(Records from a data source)
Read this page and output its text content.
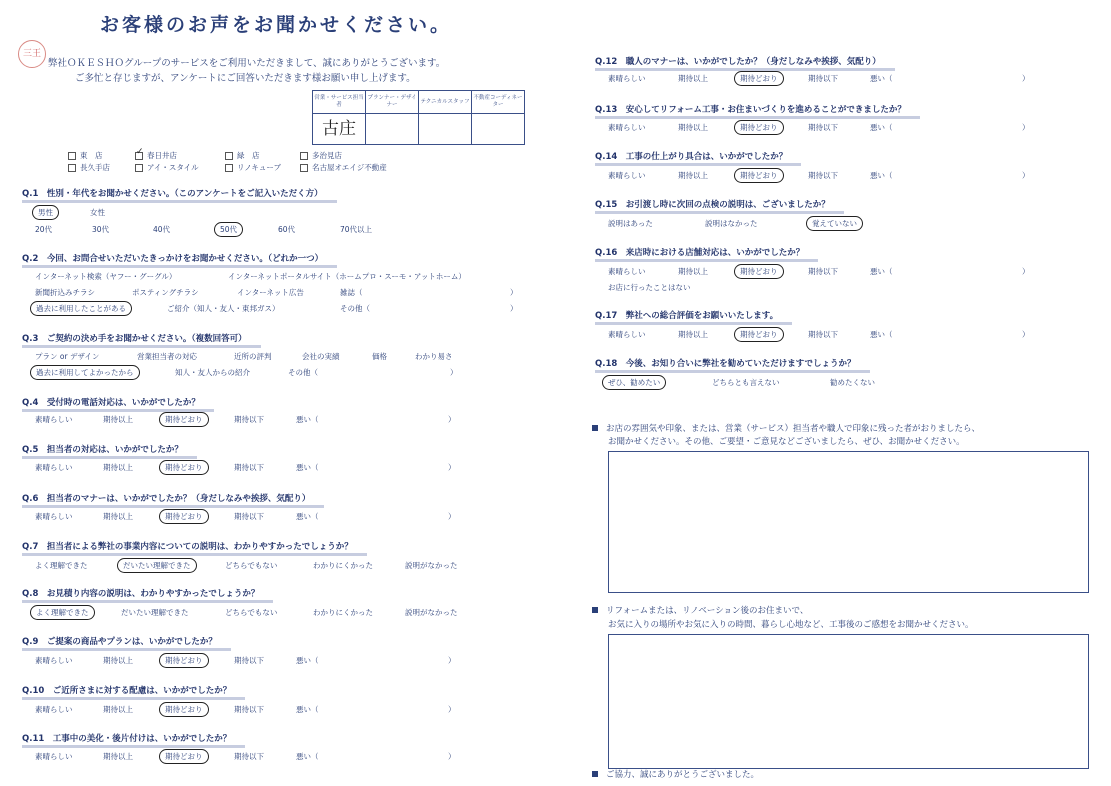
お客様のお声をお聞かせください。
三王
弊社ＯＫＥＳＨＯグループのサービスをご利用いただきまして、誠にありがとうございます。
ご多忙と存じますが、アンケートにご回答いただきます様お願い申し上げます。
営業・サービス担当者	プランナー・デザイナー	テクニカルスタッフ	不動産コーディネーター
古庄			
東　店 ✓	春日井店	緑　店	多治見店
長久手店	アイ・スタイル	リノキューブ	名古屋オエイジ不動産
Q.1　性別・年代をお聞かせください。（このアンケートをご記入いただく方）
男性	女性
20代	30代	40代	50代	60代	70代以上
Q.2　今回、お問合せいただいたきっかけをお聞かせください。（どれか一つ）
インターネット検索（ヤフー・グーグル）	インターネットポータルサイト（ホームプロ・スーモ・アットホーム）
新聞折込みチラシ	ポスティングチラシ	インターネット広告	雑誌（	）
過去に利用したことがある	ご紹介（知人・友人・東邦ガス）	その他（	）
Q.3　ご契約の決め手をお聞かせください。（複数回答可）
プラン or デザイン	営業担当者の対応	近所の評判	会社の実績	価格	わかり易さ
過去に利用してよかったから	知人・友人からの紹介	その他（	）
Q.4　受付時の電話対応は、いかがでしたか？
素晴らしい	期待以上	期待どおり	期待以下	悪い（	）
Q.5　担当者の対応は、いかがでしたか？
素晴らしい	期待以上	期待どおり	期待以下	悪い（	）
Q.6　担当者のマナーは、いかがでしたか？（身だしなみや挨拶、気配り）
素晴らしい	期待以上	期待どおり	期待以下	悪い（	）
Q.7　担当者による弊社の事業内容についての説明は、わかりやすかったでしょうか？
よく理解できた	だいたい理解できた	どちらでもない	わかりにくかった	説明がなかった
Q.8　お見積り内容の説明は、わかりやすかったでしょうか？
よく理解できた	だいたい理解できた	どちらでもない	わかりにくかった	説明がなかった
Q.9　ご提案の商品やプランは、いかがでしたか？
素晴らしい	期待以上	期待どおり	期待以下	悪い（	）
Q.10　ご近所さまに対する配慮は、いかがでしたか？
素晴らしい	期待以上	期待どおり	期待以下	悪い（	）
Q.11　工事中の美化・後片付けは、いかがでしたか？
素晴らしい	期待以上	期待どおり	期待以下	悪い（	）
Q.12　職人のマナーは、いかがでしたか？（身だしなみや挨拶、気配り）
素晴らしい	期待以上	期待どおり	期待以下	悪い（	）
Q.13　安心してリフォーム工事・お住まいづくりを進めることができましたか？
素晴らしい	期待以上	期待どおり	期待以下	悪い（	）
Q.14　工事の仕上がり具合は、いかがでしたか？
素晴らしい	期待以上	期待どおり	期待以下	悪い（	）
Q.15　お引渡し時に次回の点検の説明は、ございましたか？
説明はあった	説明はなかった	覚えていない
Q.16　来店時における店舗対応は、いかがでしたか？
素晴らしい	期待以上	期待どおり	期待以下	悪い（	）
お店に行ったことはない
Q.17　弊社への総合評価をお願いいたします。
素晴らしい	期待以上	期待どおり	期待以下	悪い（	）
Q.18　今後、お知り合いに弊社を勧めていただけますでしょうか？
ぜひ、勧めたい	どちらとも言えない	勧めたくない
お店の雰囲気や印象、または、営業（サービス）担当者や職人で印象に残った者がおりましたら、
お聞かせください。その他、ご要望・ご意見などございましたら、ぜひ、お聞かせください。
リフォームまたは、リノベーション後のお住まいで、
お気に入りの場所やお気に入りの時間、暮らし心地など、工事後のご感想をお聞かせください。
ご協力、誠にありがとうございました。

Written problem
Leave out the pictures and copy everything else in the records word for word.

The output
Read this page and output its text content.
お客様のお声をお聞かせください。
三王
弊社ＯＫＥＳＨＯグループのサービスをご利用いただきまして、誠にありがとうございます。
ご多忙と存じますが、アンケートにご回答いただきます様お願い申し上げます。
営業・サービス担当者	プランナー・デザイナー	テクニカルスタッフ	不動産コーディネーター
古庄			
東　店 ✓	春日井店	緑　店	多治見店
長久手店	アイ・スタイル	リノキューブ	名古屋オエイジ不動産
Q.1　性別・年代をお聞かせください。（このアンケートをご記入いただく方）
男性	女性
20代	30代	40代	50代	60代	70代以上
Q.2　今回、お問合せいただいたきっかけをお聞かせください。（どれか一つ）
インターネット検索（ヤフー・グーグル）	インターネットポータルサイト（ホームプロ・スーモ・アットホーム）
新聞折込みチラシ	ポスティングチラシ	インターネット広告	雑誌（	）
過去に利用したことがある	ご紹介（知人・友人・東邦ガス）	その他（	）
Q.3　ご契約の決め手をお聞かせください。（複数回答可）
プラン or デザイン	営業担当者の対応	近所の評判	会社の実績	価格	わかり易さ
過去に利用してよかったから	知人・友人からの紹介	その他（	）
Q.4　受付時の電話対応は、いかがでしたか？
素晴らしい	期待以上	期待どおり	期待以下	悪い（	）
Q.5　担当者の対応は、いかがでしたか？
素晴らしい	期待以上	期待どおり	期待以下	悪い（	）
Q.6　担当者のマナーは、いかがでしたか？（身だしなみや挨拶、気配り）
素晴らしい	期待以上	期待どおり	期待以下	悪い（	）
Q.7　担当者による弊社の事業内容についての説明は、わかりやすかったでしょうか？
よく理解できた	だいたい理解できた	どちらでもない	わかりにくかった	説明がなかった
Q.8　お見積り内容の説明は、わかりやすかったでしょうか？
よく理解できた	だいたい理解できた	どちらでもない	わかりにくかった	説明がなかった
Q.9　ご提案の商品やプランは、いかがでしたか？
素晴らしい	期待以上	期待どおり	期待以下	悪い（	）
Q.10　ご近所さまに対する配慮は、いかがでしたか？
素晴らしい	期待以上	期待どおり	期待以下	悪い（	）
Q.11　工事中の美化・後片付けは、いかがでしたか？
素晴らしい	期待以上	期待どおり	期待以下	悪い（	）
Q.12　職人のマナーは、いかがでしたか？（身だしなみや挨拶、気配り）
素晴らしい	期待以上	期待どおり	期待以下	悪い（	）
Q.13　安心してリフォーム工事・お住まいづくりを進めることができましたか？
素晴らしい	期待以上	期待どおり	期待以下	悪い（	）
Q.14　工事の仕上がり具合は、いかがでしたか？
素晴らしい	期待以上	期待どおり	期待以下	悪い（	）
Q.15　お引渡し時に次回の点検の説明は、ございましたか？
説明はあった	説明はなかった	覚えていない
Q.16　来店時における店舗対応は、いかがでしたか？
素晴らしい	期待以上	期待どおり	期待以下	悪い（	）
お店に行ったことはない
Q.17　弊社への総合評価をお願いいたします。
素晴らしい	期待以上	期待どおり	期待以下	悪い（	）
Q.18　今後、お知り合いに弊社を勧めていただけますでしょうか？
ぜひ、勧めたい	どちらとも言えない	勧めたくない
お店の雰囲気や印象、または、営業（サービス）担当者や職人で印象に残った者がおりましたら、
お聞かせください。その他、ご要望・ご意見などございましたら、ぜひ、お聞かせください。
リフォームまたは、リノベーション後のお住まいで、
お気に入りの場所やお気に入りの時間、暮らし心地など、工事後のご感想をお聞かせください。
ご協力、誠にありがとうございました。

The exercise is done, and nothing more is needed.